Job: Below are the entries; count the lines in them that contain the word "items" and give only the number.
═══ The input ═══
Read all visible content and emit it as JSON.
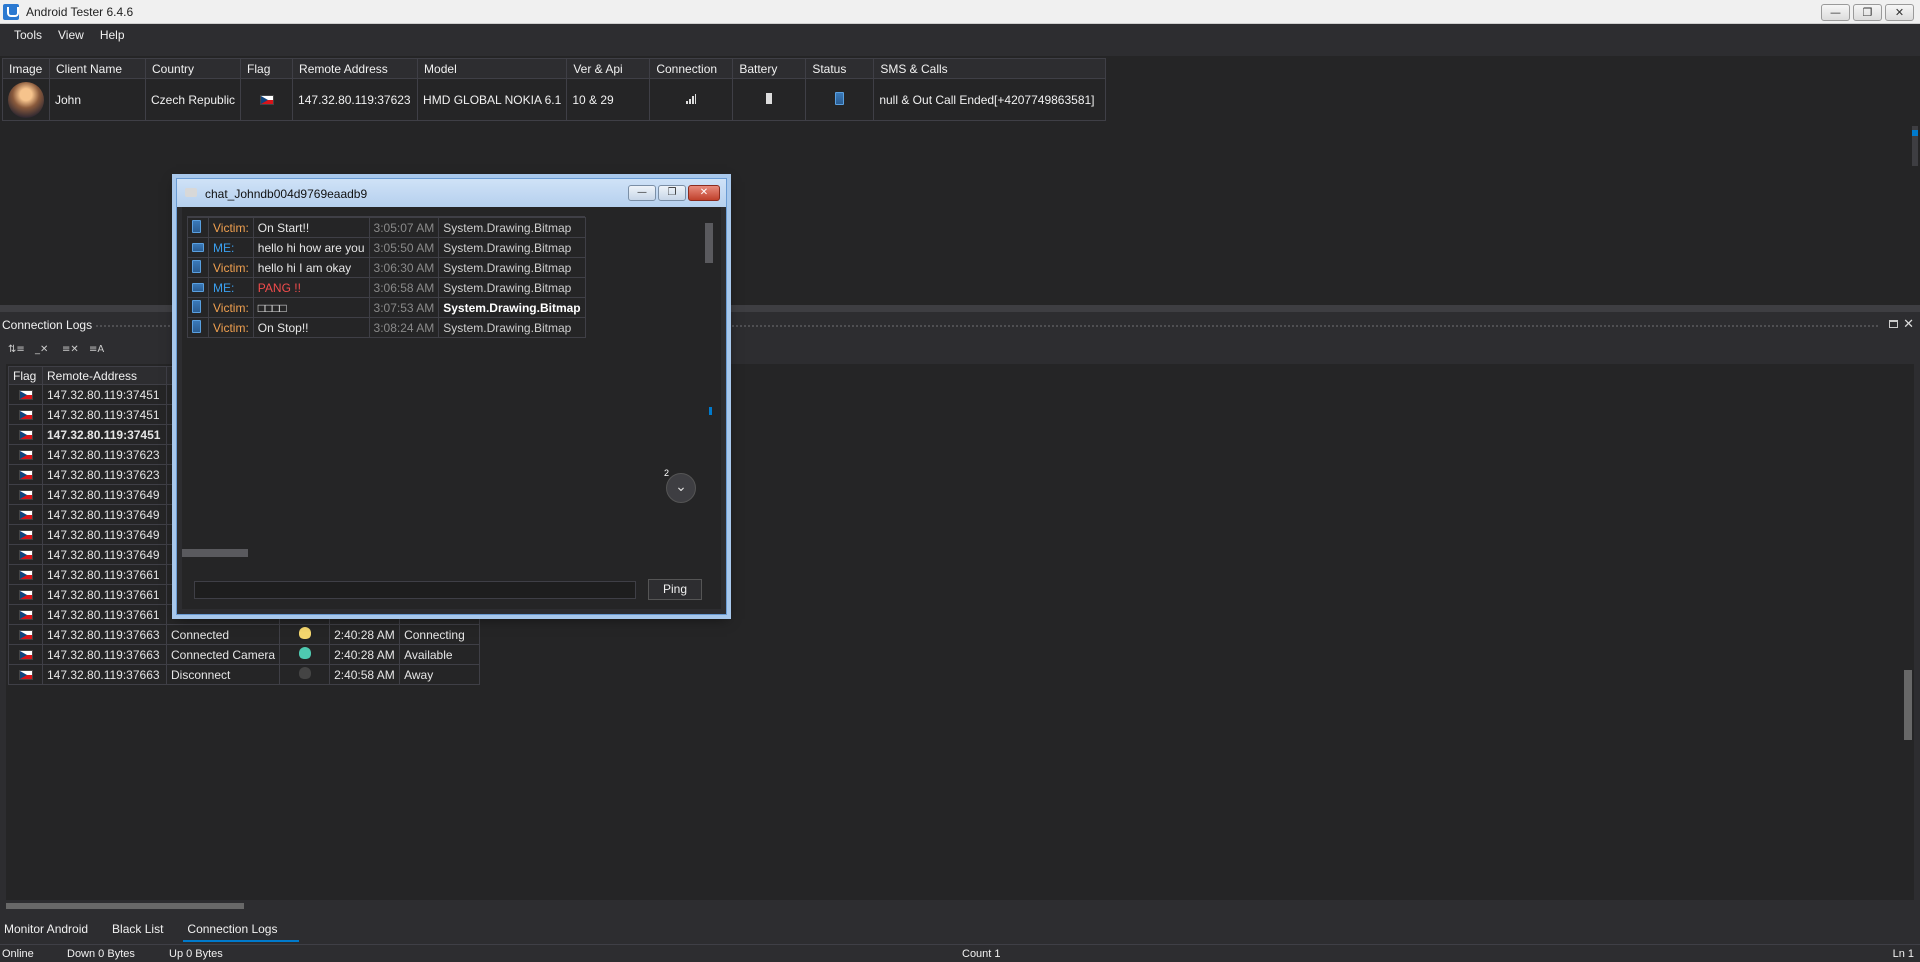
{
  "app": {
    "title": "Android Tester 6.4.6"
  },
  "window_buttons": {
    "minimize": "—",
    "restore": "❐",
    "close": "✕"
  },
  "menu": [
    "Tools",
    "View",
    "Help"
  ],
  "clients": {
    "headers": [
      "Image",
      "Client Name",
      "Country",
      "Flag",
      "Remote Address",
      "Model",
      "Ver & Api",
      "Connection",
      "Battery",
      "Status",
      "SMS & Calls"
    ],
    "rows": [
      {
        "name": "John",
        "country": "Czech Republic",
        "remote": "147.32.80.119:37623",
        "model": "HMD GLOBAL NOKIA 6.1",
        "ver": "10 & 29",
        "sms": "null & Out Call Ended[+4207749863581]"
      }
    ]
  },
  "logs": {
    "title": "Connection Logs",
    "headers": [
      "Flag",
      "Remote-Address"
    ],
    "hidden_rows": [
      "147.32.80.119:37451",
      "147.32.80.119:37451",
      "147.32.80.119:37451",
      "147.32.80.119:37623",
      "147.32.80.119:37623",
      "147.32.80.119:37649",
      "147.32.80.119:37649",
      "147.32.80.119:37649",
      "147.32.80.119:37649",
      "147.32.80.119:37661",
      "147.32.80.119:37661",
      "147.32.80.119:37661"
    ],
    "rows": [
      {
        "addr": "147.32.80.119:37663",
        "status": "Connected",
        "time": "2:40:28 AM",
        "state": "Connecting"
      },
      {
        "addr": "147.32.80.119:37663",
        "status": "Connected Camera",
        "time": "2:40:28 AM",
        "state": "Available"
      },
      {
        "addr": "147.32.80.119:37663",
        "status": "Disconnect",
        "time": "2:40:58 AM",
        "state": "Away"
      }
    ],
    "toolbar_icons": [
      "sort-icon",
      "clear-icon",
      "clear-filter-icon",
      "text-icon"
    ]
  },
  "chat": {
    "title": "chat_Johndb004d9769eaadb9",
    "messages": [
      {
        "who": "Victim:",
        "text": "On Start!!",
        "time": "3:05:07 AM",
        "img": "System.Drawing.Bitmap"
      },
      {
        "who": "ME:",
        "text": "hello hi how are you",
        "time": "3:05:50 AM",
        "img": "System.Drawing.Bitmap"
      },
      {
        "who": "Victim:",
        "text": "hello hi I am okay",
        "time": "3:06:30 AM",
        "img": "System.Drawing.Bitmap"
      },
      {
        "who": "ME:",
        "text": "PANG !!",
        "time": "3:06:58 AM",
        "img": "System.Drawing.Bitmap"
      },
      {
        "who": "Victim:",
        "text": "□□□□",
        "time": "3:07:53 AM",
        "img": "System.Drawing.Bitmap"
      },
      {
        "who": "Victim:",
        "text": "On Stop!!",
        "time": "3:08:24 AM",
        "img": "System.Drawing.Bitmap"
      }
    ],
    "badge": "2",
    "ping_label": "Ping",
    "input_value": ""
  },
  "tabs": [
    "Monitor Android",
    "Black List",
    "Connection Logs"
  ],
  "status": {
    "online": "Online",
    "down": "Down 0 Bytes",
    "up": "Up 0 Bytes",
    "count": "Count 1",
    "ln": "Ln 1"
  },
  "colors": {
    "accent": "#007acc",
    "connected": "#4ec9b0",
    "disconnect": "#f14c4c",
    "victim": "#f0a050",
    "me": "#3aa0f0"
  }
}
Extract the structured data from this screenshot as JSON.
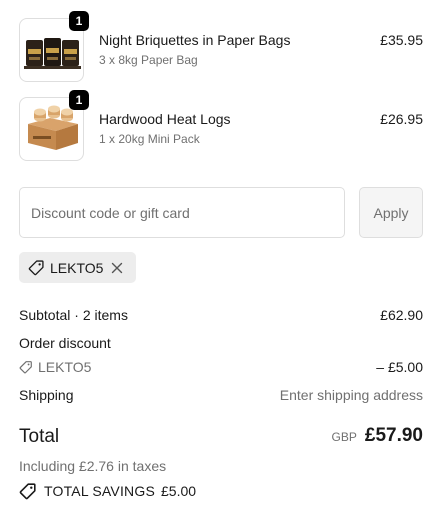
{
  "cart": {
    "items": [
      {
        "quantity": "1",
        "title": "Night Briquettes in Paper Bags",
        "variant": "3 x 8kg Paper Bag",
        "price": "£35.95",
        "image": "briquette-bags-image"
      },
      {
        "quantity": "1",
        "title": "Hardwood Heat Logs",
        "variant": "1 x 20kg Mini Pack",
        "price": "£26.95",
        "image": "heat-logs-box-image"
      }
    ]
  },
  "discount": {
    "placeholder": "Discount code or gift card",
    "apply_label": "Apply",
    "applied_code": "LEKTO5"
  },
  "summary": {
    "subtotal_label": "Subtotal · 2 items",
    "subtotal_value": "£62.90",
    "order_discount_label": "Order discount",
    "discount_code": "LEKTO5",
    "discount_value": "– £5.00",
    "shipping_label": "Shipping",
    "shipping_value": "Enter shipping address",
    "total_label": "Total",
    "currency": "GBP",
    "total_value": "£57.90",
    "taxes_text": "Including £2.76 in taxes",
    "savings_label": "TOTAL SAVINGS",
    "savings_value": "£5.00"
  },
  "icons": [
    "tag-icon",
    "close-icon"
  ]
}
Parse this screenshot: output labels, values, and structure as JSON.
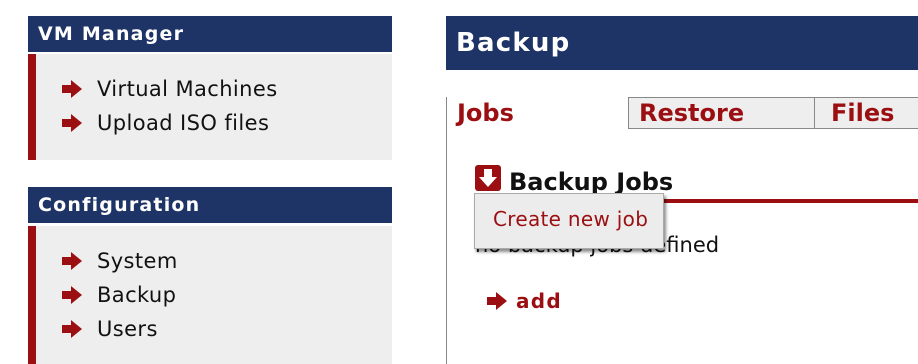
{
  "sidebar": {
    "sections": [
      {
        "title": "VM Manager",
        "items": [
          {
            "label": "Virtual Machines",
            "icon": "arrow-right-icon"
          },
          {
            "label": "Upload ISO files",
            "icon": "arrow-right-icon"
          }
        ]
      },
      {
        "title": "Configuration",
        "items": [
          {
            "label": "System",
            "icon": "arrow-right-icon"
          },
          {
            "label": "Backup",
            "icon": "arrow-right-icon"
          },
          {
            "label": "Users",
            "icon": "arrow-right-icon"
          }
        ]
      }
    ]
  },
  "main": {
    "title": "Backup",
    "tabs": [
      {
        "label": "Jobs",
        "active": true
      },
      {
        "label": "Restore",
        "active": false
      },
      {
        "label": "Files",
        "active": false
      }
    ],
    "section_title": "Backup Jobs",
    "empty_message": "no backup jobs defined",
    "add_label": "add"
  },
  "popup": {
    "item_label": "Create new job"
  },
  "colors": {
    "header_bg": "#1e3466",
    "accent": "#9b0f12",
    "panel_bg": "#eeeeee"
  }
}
═══
Final answer: 4